■ Passage to read
•••••

Adds strict option, which bails out if the pack would
introduces broken object or links in the repository.

Signed-off-by: Martin Koegler <mkoegler@xxxxxxxxxxxxxxxxx>
---
 Documentation/git-index-pack.txt |    3 +
 index-pack.c                     |   78 +++++++++++++++++++++++++++++++++++--
 2 files changed, 76 insertions(+), 5 deletions(-)

diff --git a/Documentation/git-index-pack.txt b/Documentation/git-index-pack.txt
index 72b5d00..a7825b6 100644
--- a/Documentation/git-index-pack.txt
+++ b/Documentation/git-index-pack.txt
@@ -75,6 +75,9 @@ OPTIONS
 	to force the version for the generated pack index, and to force
 	64-bit index entries on objects located above the given offset.
 
+--strict::
+	Die, if the pack contains broken objects or links.
+
 
 Note
 ----
diff --git a/index-pack.c b/index-pack.c
index 9fd6982..bde0249 100644
--- a/index-pack.c
+++ b/index-pack.c
@@ -7,9 +7,10 @@
 #include "tag.h"
 #include "tree.h"
 #include "progress.h"
+#include "fsck.h"
 
 static const char index_pack_usage[] =
-"git-index-pack [-v] [-o <index-file>] [{ ---keep | --keep=<msg> }] { <pack-file> | --stdin [--fix-thin] [<pack-file>] }";
+"git-index-pack [-v] [-o <index-file>] [{ ---keep | --keep=<msg> }] [--strict] { <pack-file> | --stdin [--fix-thin] [<pack-file>] }";
 
 struct object_entry
 {
@@ -18,6 +19,7 @@ struct object_entry
 	unsigned int hdr_size;
 	enum object_type type;
 	enum object_type real_type;
+	struct object *obj;
 };
 
 union delta_base {
@@ -31,6 +33,9 @@ union delta_base {
  */
 #define UNION_BASE_SZ	20
 
+#define FLAG_OPEN (1u<<20)
+#define FLAG_WRITTEN (1u<<21)

•••••

■ Set task A
Render this sentence from the git patch in Spanish: "Die, if the pack contains broken objects or links."

■ Material
•••••

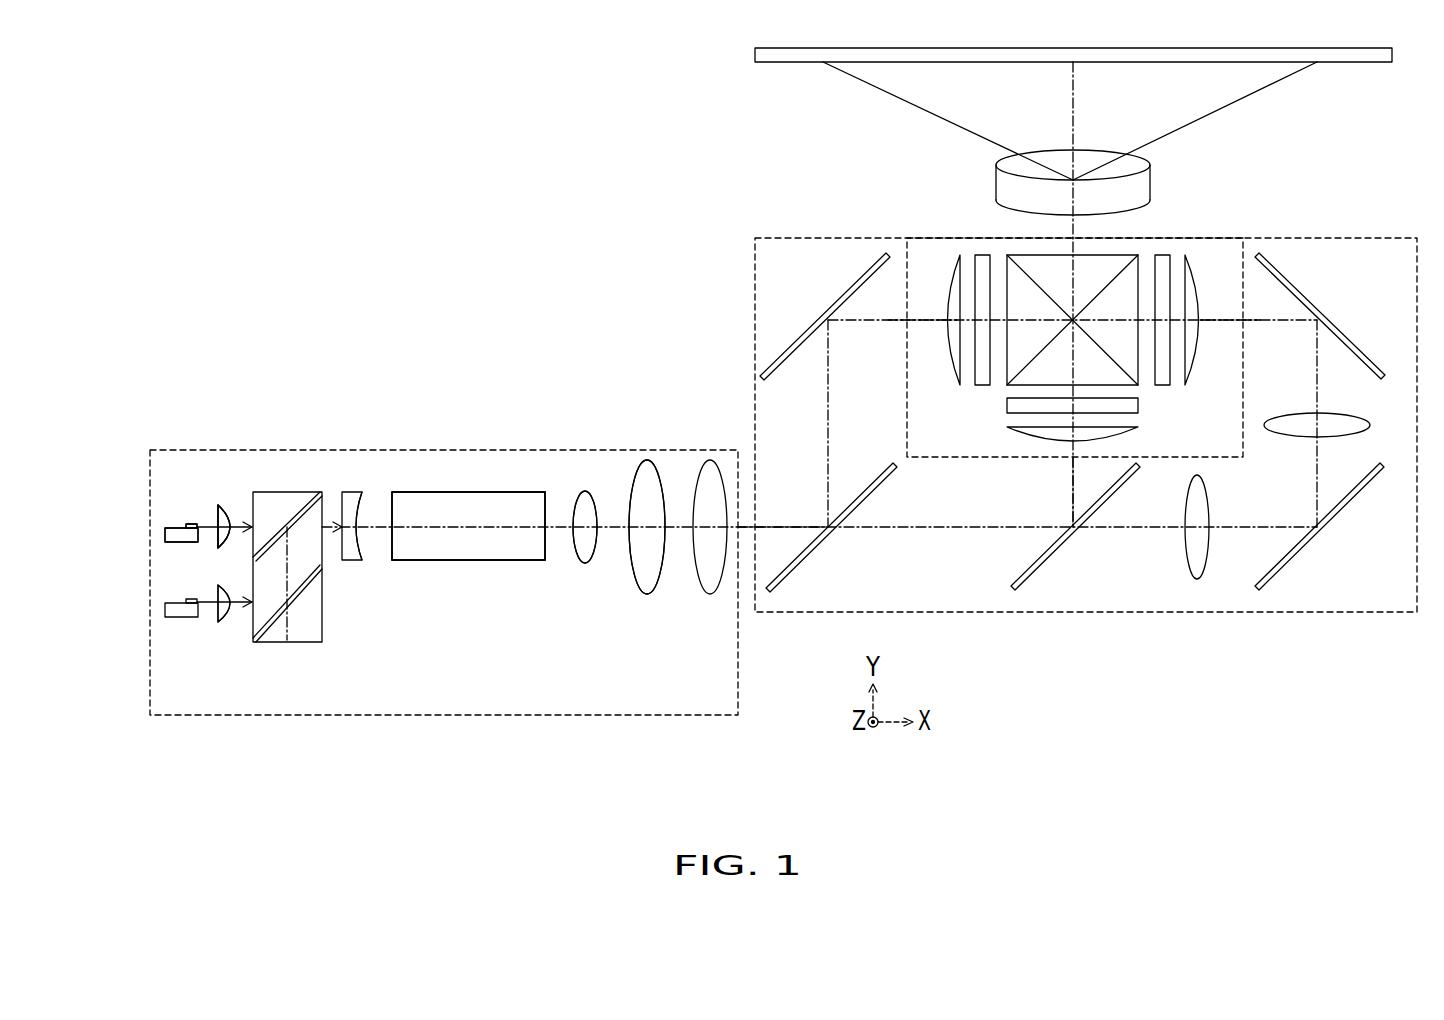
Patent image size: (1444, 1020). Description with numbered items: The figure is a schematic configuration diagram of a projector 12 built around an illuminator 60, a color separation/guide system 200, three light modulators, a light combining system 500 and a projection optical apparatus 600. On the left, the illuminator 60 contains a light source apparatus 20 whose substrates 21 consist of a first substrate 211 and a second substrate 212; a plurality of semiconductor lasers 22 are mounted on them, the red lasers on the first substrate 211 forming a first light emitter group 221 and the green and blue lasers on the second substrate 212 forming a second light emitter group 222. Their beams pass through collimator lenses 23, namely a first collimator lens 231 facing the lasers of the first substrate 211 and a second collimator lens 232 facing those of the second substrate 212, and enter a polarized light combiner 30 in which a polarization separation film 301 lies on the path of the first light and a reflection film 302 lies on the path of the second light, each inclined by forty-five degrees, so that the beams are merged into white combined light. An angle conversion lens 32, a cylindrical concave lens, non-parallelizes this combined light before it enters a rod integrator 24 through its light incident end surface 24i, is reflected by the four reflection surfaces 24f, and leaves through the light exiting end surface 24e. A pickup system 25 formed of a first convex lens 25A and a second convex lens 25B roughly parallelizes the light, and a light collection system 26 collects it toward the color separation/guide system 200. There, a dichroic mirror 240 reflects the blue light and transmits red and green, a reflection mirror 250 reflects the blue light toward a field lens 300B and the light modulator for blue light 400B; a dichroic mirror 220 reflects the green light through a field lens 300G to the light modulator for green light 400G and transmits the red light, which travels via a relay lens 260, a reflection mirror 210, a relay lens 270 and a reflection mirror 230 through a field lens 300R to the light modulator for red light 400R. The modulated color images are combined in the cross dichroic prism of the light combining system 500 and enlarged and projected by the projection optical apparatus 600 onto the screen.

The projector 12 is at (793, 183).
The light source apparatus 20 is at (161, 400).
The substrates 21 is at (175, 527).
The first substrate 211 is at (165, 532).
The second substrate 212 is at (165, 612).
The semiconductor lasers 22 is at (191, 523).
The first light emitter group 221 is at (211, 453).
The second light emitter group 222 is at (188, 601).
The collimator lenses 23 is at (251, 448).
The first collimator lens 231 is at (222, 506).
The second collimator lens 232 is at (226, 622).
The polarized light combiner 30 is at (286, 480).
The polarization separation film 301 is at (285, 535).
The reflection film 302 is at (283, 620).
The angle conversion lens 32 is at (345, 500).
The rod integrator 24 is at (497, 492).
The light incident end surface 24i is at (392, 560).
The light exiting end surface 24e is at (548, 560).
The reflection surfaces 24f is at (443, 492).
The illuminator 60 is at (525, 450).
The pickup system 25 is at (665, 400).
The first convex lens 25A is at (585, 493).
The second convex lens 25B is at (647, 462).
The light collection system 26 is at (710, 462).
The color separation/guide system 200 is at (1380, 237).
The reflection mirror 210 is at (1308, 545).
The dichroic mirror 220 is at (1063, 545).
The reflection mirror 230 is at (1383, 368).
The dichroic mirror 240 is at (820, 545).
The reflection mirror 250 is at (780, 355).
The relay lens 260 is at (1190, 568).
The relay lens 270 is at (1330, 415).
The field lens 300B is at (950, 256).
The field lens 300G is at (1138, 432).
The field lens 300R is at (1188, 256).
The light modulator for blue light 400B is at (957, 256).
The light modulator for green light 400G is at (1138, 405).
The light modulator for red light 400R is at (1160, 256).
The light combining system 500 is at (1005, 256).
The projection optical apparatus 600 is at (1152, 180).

•••••

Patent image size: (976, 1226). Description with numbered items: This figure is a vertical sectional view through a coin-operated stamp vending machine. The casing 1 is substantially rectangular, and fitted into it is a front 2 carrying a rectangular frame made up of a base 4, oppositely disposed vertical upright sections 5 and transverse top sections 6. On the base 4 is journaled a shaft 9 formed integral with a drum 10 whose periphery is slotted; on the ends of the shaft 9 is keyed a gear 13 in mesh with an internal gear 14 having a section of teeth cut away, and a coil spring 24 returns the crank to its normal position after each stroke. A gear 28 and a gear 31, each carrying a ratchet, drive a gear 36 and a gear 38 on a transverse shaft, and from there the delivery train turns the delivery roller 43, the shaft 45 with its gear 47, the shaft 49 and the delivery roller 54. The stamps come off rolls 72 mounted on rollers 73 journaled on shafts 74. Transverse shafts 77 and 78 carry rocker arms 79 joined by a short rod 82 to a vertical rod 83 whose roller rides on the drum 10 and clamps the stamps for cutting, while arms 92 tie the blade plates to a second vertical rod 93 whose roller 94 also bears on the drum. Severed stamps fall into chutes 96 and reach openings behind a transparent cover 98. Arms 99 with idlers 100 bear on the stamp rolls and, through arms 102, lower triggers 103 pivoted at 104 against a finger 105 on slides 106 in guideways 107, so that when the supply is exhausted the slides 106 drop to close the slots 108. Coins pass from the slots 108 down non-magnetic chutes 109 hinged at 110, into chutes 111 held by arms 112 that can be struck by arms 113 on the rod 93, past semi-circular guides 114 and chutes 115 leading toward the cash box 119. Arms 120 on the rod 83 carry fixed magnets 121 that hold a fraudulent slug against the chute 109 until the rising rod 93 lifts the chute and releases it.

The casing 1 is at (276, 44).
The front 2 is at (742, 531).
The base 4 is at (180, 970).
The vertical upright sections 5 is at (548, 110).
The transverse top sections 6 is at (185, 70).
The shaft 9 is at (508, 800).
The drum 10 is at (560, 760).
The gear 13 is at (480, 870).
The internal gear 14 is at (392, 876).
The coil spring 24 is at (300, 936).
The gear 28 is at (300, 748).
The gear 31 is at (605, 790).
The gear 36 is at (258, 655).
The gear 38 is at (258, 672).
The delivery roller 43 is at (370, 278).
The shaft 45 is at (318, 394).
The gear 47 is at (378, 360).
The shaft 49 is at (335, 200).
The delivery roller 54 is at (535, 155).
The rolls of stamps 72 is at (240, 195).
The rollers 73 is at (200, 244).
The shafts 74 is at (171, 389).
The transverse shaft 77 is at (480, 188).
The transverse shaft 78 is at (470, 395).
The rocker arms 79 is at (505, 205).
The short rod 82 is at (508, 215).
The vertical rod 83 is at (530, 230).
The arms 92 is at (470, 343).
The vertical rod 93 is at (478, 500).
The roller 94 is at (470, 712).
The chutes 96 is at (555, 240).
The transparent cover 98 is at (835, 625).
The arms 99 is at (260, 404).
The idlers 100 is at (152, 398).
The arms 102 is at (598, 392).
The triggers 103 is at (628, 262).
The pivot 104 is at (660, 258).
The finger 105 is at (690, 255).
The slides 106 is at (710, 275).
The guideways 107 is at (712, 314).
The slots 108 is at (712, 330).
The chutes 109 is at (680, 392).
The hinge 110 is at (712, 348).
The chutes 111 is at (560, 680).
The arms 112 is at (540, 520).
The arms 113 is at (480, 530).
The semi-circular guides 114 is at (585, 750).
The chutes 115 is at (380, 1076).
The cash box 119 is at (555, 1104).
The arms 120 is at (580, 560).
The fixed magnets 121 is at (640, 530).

•••••

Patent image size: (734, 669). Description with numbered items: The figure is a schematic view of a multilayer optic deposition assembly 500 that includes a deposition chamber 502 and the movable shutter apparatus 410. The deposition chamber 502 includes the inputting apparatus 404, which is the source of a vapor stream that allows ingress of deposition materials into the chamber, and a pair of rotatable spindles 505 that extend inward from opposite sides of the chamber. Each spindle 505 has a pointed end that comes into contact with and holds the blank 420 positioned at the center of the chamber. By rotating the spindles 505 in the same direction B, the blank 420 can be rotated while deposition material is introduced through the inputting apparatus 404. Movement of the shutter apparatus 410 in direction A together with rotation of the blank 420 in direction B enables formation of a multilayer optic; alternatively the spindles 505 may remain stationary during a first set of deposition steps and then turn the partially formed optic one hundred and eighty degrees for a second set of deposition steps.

•••••

■ Set task B
Output the lines of the records from the line with "Patent image size: (976, 1226)." up to and including the line with "The internal gear 14 is at (392, 876).", unchanged.

■ Full response A
Termina con un error si el paquete contiene objetos o enlaces rotos.

■ Full response B
Patent image size: (976, 1226). Description with numbered items: This figure is a vertical sectional view through a coin-operated stamp vending machine. The casing 1 is substantially rectangular, and fitted into it is a front 2 carrying a rectangular frame made up of a base 4, oppositely disposed vertical upright sections 5 and transverse top sections 6. On the base 4 is journaled a shaft 9 formed integral with a drum 10 whose periphery is slotted; on the ends of the shaft 9 is keyed a gear 13 in mesh with an internal gear 14 having a section of teeth cut away, and a coil spring 24 returns the crank to its normal position after each stroke. A gear 28 and a gear 31, each carrying a ratchet, drive a gear 36 and a gear 38 on a transverse shaft, and from there the delivery train turns the delivery roller 43, the shaft 45 with its gear 47, the shaft 49 and the delivery roller 54. The stamps come off rolls 72 mounted on rollers 73 journaled on shafts 74. Transverse shafts 77 and 78 carry rocker arms 79 joined by a short rod 82 to a vertical rod 83 whose roller rides on the drum 10 and clamps the stamps for cutting, while arms 92 tie the blade plates to a second vertical rod 93 whose roller 94 also bears on the drum. Severed stamps fall into chutes 96 and reach openings behind a transparent cover 98. Arms 99 with idlers 100 bear on the stamp rolls and, through arms 102, lower triggers 103 pivoted at 104 against a finger 105 on slides 106 in guideways 107, so that when the supply is exhausted the slides 106 drop to close the slots 108. Coins pass from the slots 108 down non-magnetic chutes 109 hinged at 110, into chutes 111 held by arms 112 that can be struck by arms 113 on the rod 93, past semi-circular guides 114 and chutes 115 leading toward the cash box 119. Arms 120 on the rod 83 carry fixed magnets 121 that hold a fraudulent slug against the chute 109 until the rising rod 93 lifts the chute and releases it.

The casing 1 is at (276, 44).
The front 2 is at (742, 531).
The base 4 is at (180, 970).
The vertical upright sections 5 is at (548, 110).
The transverse top sections 6 is at (185, 70).
The shaft 9 is at (508, 800).
The drum 10 is at (560, 760).
The gear 13 is at (480, 870).
The internal gear 14 is at (392, 876).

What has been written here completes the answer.